* _Supplied records_
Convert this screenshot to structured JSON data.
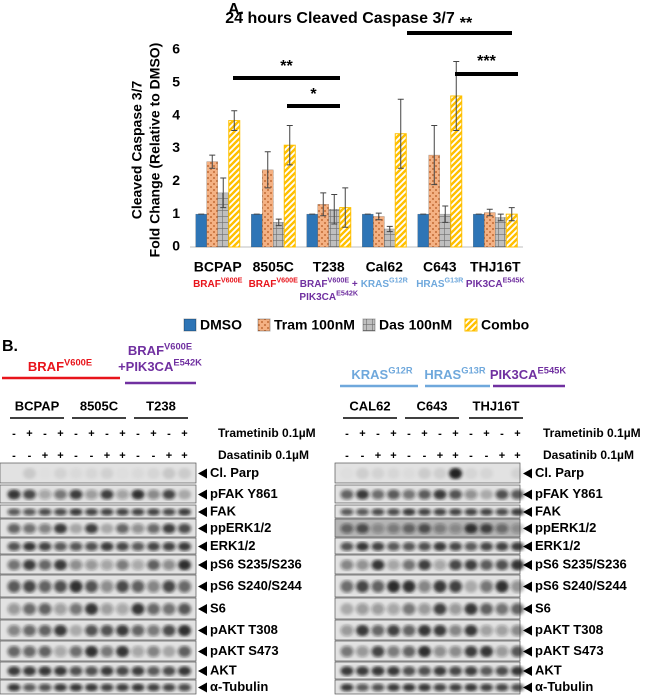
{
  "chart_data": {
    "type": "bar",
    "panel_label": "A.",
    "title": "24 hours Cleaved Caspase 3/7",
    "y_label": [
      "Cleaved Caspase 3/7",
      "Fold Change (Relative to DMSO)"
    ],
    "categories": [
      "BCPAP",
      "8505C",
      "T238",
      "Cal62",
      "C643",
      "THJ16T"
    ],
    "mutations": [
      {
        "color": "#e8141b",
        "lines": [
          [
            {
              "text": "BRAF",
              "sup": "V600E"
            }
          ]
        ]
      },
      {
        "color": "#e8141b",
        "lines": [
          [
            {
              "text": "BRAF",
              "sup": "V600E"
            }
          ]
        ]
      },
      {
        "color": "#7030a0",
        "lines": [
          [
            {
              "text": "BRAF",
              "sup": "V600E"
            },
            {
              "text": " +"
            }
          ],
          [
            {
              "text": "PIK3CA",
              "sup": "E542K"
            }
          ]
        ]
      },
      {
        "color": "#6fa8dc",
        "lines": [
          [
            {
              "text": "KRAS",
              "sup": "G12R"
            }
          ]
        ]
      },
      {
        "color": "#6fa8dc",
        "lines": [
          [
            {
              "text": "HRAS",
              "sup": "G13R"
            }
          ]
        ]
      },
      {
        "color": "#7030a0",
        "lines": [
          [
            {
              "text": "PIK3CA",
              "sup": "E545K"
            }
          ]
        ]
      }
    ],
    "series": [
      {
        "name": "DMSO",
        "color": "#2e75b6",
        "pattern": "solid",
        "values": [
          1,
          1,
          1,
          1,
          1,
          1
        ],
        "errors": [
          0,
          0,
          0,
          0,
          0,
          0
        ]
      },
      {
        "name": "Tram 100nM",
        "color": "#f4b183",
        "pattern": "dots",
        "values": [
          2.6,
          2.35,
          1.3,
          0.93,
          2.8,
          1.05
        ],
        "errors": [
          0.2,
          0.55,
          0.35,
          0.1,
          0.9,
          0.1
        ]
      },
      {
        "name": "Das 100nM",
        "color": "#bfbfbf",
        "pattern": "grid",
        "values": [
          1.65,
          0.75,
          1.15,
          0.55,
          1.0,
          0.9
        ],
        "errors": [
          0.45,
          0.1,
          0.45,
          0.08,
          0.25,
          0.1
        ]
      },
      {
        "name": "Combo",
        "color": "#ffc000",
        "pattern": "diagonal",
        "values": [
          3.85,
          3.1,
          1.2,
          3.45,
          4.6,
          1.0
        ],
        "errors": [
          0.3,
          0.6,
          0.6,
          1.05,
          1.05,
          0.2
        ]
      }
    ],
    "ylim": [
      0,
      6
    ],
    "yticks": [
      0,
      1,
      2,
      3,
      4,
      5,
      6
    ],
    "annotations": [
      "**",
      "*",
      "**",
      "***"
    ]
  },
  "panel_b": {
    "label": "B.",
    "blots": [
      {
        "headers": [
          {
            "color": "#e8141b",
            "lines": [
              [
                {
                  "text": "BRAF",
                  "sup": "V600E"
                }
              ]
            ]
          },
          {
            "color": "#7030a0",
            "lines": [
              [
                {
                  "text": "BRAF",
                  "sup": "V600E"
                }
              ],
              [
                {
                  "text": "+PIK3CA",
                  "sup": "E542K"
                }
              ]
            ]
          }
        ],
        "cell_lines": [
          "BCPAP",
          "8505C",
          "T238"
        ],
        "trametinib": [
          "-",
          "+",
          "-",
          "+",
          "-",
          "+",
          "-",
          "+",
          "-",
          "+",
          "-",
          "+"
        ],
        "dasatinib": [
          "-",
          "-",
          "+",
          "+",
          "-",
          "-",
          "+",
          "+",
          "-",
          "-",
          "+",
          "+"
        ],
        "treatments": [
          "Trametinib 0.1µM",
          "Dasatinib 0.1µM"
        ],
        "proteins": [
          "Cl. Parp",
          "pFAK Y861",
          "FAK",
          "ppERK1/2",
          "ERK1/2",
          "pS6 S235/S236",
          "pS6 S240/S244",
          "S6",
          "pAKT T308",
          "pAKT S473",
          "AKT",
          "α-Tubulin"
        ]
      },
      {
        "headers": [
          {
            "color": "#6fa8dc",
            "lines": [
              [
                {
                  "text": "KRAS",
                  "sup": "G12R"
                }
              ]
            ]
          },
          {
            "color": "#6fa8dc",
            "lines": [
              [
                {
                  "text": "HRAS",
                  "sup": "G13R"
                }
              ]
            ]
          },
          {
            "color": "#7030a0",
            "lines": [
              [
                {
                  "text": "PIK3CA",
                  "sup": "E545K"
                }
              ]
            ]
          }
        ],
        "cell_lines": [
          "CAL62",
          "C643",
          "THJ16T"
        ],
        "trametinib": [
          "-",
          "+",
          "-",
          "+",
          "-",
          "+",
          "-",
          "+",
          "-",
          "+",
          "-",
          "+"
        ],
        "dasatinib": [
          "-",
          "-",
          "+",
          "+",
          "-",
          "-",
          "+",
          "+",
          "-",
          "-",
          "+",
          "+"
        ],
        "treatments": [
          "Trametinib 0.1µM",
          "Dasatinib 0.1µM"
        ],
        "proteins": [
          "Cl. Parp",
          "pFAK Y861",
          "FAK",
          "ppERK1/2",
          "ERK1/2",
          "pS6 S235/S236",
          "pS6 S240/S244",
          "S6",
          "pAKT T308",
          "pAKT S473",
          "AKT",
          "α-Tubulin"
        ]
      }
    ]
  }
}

* _Task_
The expected result is the complete listing above, printed exactly, with no pictures.

* _Exercise output_
Convert this screenshot to structured JSON data.
{
  "chart_data": {
    "type": "bar",
    "panel_label": "A.",
    "title": "24 hours Cleaved Caspase 3/7",
    "y_label": [
      "Cleaved Caspase 3/7",
      "Fold Change (Relative to DMSO)"
    ],
    "categories": [
      "BCPAP",
      "8505C",
      "T238",
      "Cal62",
      "C643",
      "THJ16T"
    ],
    "mutations": [
      {
        "color": "#e8141b",
        "lines": [
          [
            {
              "text": "BRAF",
              "sup": "V600E"
            }
          ]
        ]
      },
      {
        "color": "#e8141b",
        "lines": [
          [
            {
              "text": "BRAF",
              "sup": "V600E"
            }
          ]
        ]
      },
      {
        "color": "#7030a0",
        "lines": [
          [
            {
              "text": "BRAF",
              "sup": "V600E"
            },
            {
              "text": " +"
            }
          ],
          [
            {
              "text": "PIK3CA",
              "sup": "E542K"
            }
          ]
        ]
      },
      {
        "color": "#6fa8dc",
        "lines": [
          [
            {
              "text": "KRAS",
              "sup": "G12R"
            }
          ]
        ]
      },
      {
        "color": "#6fa8dc",
        "lines": [
          [
            {
              "text": "HRAS",
              "sup": "G13R"
            }
          ]
        ]
      },
      {
        "color": "#7030a0",
        "lines": [
          [
            {
              "text": "PIK3CA",
              "sup": "E545K"
            }
          ]
        ]
      }
    ],
    "series": [
      {
        "name": "DMSO",
        "color": "#2e75b6",
        "pattern": "solid",
        "values": [
          1,
          1,
          1,
          1,
          1,
          1
        ],
        "errors": [
          0,
          0,
          0,
          0,
          0,
          0
        ]
      },
      {
        "name": "Tram 100nM",
        "color": "#f4b183",
        "pattern": "dots",
        "values": [
          2.6,
          2.35,
          1.3,
          0.93,
          2.8,
          1.05
        ],
        "errors": [
          0.2,
          0.55,
          0.35,
          0.1,
          0.9,
          0.1
        ]
      },
      {
        "name": "Das 100nM",
        "color": "#bfbfbf",
        "pattern": "grid",
        "values": [
          1.65,
          0.75,
          1.15,
          0.55,
          1.0,
          0.9
        ],
        "errors": [
          0.45,
          0.1,
          0.45,
          0.08,
          0.25,
          0.1
        ]
      },
      {
        "name": "Combo",
        "color": "#ffc000",
        "pattern": "diagonal",
        "values": [
          3.85,
          3.1,
          1.2,
          3.45,
          4.6,
          1.0
        ],
        "errors": [
          0.3,
          0.6,
          0.6,
          1.05,
          1.05,
          0.2
        ]
      }
    ],
    "ylim": [
      0,
      6
    ],
    "yticks": [
      0,
      1,
      2,
      3,
      4,
      5,
      6
    ],
    "annotations": [
      "**",
      "*",
      "**",
      "***"
    ]
  },
  "panel_b": {
    "label": "B.",
    "blots": [
      {
        "headers": [
          {
            "color": "#e8141b",
            "lines": [
              [
                {
                  "text": "BRAF",
                  "sup": "V600E"
                }
              ]
            ]
          },
          {
            "color": "#7030a0",
            "lines": [
              [
                {
                  "text": "BRAF",
                  "sup": "V600E"
                }
              ],
              [
                {
                  "text": "+PIK3CA",
                  "sup": "E542K"
                }
              ]
            ]
          }
        ],
        "cell_lines": [
          "BCPAP",
          "8505C",
          "T238"
        ],
        "trametinib": [
          "-",
          "+",
          "-",
          "+",
          "-",
          "+",
          "-",
          "+",
          "-",
          "+",
          "-",
          "+"
        ],
        "dasatinib": [
          "-",
          "-",
          "+",
          "+",
          "-",
          "-",
          "+",
          "+",
          "-",
          "-",
          "+",
          "+"
        ],
        "treatments": [
          "Trametinib 0.1µM",
          "Dasatinib 0.1µM"
        ],
        "proteins": [
          "Cl. Parp",
          "pFAK Y861",
          "FAK",
          "ppERK1/2",
          "ERK1/2",
          "pS6 S235/S236",
          "pS6 S240/S244",
          "S6",
          "pAKT T308",
          "pAKT S473",
          "AKT",
          "α-Tubulin"
        ]
      },
      {
        "headers": [
          {
            "color": "#6fa8dc",
            "lines": [
              [
                {
                  "text": "KRAS",
                  "sup": "G12R"
                }
              ]
            ]
          },
          {
            "color": "#6fa8dc",
            "lines": [
              [
                {
                  "text": "HRAS",
                  "sup": "G13R"
                }
              ]
            ]
          },
          {
            "color": "#7030a0",
            "lines": [
              [
                {
                  "text": "PIK3CA",
                  "sup": "E545K"
                }
              ]
            ]
          }
        ],
        "cell_lines": [
          "CAL62",
          "C643",
          "THJ16T"
        ],
        "trametinib": [
          "-",
          "+",
          "-",
          "+",
          "-",
          "+",
          "-",
          "+",
          "-",
          "+",
          "-",
          "+"
        ],
        "dasatinib": [
          "-",
          "-",
          "+",
          "+",
          "-",
          "-",
          "+",
          "+",
          "-",
          "-",
          "+",
          "+"
        ],
        "treatments": [
          "Trametinib 0.1µM",
          "Dasatinib 0.1µM"
        ],
        "proteins": [
          "Cl. Parp",
          "pFAK Y861",
          "FAK",
          "ppERK1/2",
          "ERK1/2",
          "pS6 S235/S236",
          "pS6 S240/S244",
          "S6",
          "pAKT T308",
          "pAKT S473",
          "AKT",
          "α-Tubulin"
        ]
      }
    ]
  }
}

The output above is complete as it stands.